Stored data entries

=====

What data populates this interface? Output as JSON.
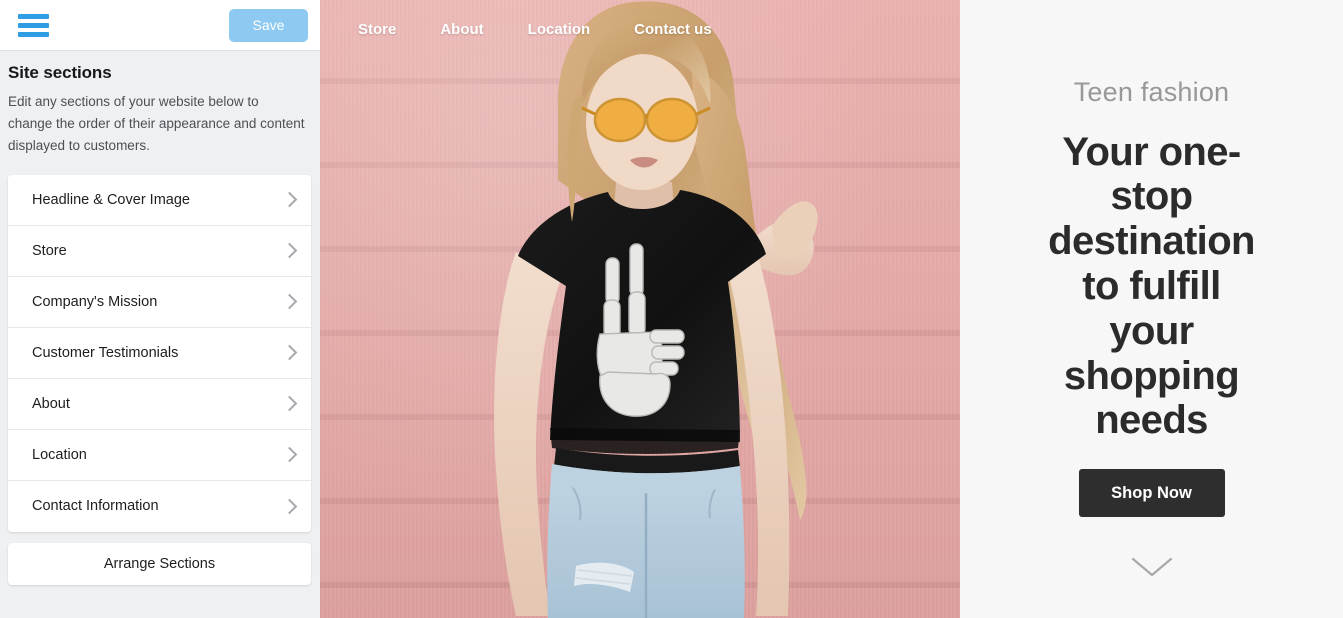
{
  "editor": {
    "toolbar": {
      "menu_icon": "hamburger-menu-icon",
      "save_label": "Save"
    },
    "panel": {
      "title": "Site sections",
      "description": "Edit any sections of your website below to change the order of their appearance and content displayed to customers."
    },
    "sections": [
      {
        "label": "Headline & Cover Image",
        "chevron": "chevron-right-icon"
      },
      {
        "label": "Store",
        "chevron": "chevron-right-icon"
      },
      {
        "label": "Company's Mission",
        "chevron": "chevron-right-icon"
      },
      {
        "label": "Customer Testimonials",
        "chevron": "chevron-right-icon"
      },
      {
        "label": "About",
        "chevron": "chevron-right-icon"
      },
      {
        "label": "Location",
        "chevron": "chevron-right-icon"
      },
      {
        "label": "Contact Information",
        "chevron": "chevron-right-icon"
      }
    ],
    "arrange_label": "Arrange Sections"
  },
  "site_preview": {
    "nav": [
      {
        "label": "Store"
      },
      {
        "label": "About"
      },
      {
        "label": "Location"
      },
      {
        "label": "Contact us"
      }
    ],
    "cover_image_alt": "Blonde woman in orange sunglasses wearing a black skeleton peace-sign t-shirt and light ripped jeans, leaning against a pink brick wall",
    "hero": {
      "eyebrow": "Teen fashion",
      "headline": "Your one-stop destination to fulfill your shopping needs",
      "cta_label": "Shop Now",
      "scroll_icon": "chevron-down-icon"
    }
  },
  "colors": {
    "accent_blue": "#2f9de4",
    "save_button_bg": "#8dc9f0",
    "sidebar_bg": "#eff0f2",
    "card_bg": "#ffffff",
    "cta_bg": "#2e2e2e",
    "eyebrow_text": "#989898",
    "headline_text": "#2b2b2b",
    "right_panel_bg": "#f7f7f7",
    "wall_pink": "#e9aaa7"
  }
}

=====

* DO THIS: Transcribe the records above verbatim. Do not carry over any picture.

* COMPLETE ANSWER:
What data populates this interface? Output as JSON.
{
  "editor": {
    "toolbar": {
      "menu_icon": "hamburger-menu-icon",
      "save_label": "Save"
    },
    "panel": {
      "title": "Site sections",
      "description": "Edit any sections of your website below to change the order of their appearance and content displayed to customers."
    },
    "sections": [
      {
        "label": "Headline & Cover Image",
        "chevron": "chevron-right-icon"
      },
      {
        "label": "Store",
        "chevron": "chevron-right-icon"
      },
      {
        "label": "Company's Mission",
        "chevron": "chevron-right-icon"
      },
      {
        "label": "Customer Testimonials",
        "chevron": "chevron-right-icon"
      },
      {
        "label": "About",
        "chevron": "chevron-right-icon"
      },
      {
        "label": "Location",
        "chevron": "chevron-right-icon"
      },
      {
        "label": "Contact Information",
        "chevron": "chevron-right-icon"
      }
    ],
    "arrange_label": "Arrange Sections"
  },
  "site_preview": {
    "nav": [
      {
        "label": "Store"
      },
      {
        "label": "About"
      },
      {
        "label": "Location"
      },
      {
        "label": "Contact us"
      }
    ],
    "cover_image_alt": "Blonde woman in orange sunglasses wearing a black skeleton peace-sign t-shirt and light ripped jeans, leaning against a pink brick wall",
    "hero": {
      "eyebrow": "Teen fashion",
      "headline": "Your one-stop destination to fulfill your shopping needs",
      "cta_label": "Shop Now",
      "scroll_icon": "chevron-down-icon"
    }
  },
  "colors": {
    "accent_blue": "#2f9de4",
    "save_button_bg": "#8dc9f0",
    "sidebar_bg": "#eff0f2",
    "card_bg": "#ffffff",
    "cta_bg": "#2e2e2e",
    "eyebrow_text": "#989898",
    "headline_text": "#2b2b2b",
    "right_panel_bg": "#f7f7f7",
    "wall_pink": "#e9aaa7"
  }
}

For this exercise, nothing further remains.